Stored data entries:
---*---

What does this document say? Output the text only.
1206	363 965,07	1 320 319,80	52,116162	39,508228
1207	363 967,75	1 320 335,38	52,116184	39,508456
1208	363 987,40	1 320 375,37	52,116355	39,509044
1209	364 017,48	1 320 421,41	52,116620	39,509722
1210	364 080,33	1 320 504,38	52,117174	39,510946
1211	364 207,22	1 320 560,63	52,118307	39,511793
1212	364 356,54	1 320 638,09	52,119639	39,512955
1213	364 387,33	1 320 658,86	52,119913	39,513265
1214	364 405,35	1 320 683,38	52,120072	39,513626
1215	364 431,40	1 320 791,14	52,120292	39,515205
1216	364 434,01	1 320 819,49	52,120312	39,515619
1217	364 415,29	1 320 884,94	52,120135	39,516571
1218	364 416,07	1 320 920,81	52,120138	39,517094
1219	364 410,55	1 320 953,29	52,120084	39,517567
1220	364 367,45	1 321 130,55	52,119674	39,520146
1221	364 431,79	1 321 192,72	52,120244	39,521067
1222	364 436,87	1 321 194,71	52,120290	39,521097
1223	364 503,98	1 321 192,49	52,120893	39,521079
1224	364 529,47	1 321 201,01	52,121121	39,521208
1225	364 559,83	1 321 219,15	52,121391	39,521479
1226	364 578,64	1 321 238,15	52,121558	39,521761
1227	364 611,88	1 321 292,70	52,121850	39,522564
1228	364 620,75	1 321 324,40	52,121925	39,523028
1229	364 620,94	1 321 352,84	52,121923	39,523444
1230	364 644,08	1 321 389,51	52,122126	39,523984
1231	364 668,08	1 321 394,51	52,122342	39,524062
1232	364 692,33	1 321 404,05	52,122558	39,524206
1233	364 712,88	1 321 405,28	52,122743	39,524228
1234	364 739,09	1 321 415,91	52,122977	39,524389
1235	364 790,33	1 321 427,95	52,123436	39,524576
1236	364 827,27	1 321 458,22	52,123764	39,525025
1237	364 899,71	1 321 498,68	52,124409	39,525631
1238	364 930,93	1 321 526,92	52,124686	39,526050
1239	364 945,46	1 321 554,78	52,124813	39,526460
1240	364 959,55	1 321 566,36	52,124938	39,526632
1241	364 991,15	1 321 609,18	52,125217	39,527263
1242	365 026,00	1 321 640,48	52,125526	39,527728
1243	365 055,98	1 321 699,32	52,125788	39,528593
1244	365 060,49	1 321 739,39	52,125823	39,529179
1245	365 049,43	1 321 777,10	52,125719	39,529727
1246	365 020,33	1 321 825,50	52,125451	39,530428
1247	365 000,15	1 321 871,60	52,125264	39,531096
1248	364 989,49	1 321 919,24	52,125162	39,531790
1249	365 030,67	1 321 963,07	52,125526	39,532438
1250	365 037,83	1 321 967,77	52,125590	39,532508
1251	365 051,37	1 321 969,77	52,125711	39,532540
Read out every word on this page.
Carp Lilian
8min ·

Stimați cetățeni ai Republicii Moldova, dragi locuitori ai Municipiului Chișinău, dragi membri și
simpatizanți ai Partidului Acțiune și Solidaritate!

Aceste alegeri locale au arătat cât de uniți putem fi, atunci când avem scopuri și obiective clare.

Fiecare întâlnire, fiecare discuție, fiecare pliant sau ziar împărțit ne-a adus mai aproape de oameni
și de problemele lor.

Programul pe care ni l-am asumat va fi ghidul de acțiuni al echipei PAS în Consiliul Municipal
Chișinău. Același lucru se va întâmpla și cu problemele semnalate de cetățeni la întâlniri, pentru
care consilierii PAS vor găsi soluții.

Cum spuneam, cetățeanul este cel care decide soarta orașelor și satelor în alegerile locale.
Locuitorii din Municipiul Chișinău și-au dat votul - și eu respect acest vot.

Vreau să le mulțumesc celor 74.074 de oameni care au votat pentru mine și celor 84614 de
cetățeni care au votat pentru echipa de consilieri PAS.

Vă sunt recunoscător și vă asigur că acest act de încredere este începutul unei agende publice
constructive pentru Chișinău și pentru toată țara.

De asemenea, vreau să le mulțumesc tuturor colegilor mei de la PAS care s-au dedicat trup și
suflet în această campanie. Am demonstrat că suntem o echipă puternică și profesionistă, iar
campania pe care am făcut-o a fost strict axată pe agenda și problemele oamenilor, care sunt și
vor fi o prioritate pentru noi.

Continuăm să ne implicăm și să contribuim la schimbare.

---*---

§ **What this task involves**
Go through the listing above and pull out each line containing the word "locale".

§ **Exercise response**
Aceste alegeri locale au arătat cât de uniți putem fi, atunci când avem scopuri și obiective clare.
Cum spuneam, cetățeanul este cel care decide soarta orașelor și satelor în alegerile locale.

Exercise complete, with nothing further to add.